-------- Records for this task

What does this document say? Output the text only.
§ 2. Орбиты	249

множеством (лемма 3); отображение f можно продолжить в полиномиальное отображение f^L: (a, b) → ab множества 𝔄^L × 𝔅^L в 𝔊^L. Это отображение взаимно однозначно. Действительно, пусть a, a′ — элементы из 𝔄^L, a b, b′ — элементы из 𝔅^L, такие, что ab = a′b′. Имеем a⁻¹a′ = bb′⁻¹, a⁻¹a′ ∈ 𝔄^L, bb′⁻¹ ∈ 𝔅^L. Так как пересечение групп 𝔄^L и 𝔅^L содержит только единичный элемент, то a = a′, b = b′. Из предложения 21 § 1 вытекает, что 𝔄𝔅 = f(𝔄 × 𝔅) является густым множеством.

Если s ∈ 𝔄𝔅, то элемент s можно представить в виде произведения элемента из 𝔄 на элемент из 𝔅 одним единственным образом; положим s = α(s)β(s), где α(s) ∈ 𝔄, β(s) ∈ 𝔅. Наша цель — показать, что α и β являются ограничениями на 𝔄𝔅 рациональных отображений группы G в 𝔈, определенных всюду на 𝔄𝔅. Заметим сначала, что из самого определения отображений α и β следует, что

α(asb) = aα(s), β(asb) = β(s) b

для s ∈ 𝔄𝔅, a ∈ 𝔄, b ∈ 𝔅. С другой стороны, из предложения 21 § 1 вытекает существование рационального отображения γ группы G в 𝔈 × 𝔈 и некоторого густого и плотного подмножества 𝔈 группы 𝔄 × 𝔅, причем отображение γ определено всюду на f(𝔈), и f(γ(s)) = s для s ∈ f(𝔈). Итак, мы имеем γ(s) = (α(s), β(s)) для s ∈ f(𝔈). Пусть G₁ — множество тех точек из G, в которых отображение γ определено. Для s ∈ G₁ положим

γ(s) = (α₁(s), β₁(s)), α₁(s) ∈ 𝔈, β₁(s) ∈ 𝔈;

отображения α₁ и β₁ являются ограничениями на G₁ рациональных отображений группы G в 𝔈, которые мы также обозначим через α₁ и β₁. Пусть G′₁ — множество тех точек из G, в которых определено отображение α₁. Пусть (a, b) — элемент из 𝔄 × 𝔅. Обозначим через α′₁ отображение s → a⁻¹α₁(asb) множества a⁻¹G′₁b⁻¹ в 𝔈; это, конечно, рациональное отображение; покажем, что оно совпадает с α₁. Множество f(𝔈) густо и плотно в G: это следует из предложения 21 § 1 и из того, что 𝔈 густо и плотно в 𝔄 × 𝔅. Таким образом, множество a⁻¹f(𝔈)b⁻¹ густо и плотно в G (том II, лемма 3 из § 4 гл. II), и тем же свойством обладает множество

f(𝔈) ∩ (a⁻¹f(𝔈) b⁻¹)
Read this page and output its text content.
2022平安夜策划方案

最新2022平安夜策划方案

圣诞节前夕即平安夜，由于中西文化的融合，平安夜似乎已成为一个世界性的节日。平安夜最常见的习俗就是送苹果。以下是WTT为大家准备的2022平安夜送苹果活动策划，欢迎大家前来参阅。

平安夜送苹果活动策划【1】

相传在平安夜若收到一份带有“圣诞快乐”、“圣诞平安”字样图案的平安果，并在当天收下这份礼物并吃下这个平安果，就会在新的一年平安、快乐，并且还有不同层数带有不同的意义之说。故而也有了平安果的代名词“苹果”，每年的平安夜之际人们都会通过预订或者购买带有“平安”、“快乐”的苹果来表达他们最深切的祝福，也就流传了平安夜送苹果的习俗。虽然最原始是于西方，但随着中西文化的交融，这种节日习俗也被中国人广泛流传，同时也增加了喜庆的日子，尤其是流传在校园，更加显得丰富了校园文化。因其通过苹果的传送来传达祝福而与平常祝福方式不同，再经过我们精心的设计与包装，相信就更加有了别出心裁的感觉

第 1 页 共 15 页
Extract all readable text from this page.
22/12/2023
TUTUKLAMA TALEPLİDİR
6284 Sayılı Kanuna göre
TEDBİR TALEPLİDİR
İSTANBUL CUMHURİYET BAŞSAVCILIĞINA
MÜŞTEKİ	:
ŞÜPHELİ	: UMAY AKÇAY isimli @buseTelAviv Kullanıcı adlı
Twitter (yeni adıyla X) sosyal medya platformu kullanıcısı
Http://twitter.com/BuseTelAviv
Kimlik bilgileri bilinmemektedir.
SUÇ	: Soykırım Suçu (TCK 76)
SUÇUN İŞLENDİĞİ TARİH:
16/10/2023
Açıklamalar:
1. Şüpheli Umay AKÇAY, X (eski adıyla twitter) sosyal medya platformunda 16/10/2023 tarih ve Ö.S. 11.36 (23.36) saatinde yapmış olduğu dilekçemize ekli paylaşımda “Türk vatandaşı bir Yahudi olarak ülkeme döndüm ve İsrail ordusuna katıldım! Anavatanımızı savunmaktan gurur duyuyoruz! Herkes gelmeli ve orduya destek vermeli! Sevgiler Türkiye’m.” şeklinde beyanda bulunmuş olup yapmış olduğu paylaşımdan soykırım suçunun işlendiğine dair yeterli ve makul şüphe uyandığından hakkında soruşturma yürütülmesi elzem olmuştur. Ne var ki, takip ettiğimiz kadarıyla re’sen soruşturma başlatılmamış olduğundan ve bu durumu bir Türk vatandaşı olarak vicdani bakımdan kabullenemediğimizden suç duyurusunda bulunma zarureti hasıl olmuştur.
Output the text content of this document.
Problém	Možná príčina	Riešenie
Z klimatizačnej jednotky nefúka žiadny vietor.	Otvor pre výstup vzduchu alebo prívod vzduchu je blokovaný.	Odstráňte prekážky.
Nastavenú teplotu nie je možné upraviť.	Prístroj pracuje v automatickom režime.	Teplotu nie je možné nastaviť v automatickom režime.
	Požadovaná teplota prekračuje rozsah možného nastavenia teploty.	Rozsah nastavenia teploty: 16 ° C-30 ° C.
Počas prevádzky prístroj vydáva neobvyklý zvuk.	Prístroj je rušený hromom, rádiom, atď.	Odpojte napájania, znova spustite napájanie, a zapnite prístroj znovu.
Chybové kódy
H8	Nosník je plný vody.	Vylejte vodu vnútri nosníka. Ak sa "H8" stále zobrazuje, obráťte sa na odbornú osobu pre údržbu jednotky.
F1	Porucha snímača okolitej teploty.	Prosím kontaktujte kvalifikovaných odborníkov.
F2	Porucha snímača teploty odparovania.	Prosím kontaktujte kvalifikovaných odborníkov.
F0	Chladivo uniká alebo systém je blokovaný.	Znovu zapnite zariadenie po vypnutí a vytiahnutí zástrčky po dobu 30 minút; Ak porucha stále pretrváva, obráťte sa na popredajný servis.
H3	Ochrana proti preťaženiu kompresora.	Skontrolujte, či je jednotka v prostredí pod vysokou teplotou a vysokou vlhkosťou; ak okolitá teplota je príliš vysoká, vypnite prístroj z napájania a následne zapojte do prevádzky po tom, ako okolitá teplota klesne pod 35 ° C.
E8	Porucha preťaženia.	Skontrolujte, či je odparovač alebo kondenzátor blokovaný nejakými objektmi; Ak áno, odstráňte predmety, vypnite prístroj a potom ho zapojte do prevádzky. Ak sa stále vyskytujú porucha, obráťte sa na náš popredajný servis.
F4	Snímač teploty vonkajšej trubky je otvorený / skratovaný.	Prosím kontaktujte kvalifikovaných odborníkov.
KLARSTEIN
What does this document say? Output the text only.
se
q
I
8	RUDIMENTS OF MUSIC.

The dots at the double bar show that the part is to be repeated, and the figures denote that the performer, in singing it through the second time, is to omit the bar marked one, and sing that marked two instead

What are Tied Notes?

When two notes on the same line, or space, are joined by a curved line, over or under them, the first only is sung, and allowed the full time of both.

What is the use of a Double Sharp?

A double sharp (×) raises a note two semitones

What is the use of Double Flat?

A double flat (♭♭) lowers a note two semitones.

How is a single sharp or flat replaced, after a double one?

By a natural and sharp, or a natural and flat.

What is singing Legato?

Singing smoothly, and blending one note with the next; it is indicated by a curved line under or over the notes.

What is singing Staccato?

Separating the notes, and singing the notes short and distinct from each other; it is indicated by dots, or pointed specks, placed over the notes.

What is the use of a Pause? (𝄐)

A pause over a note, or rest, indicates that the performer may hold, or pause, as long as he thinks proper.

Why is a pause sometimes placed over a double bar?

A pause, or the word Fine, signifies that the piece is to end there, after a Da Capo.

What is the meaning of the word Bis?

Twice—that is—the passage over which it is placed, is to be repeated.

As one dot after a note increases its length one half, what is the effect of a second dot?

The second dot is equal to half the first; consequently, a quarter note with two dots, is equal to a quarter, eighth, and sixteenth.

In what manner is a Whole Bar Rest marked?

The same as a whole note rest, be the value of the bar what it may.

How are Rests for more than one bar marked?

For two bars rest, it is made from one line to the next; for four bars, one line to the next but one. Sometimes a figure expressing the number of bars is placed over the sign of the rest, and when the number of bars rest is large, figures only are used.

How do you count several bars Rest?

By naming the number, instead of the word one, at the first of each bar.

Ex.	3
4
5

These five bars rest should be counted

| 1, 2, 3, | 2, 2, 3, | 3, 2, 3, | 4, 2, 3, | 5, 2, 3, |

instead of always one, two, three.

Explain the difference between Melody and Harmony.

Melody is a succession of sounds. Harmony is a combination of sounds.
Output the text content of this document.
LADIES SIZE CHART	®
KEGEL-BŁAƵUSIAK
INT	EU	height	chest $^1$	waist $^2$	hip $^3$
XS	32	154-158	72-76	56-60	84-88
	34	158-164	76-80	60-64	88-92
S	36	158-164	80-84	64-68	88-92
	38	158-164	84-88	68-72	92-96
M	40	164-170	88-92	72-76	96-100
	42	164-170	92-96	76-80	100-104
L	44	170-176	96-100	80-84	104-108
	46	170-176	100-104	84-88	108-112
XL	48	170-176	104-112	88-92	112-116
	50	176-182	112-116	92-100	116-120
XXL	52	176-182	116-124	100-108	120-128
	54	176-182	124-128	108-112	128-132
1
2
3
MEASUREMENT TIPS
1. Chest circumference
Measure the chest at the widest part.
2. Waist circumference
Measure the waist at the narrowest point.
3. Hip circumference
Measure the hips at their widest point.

----------------

_Task details:_
Find the string "snímača" in the listing and return every line that holds it.

_Output for this task:_
F1	Porucha snímača okolitej teploty.	Prosím kontaktujte kvalifikovaných odborníkov.
F2	Porucha snímača teploty odparovania.	Prosím kontaktujte kvalifikovaných odborníkov.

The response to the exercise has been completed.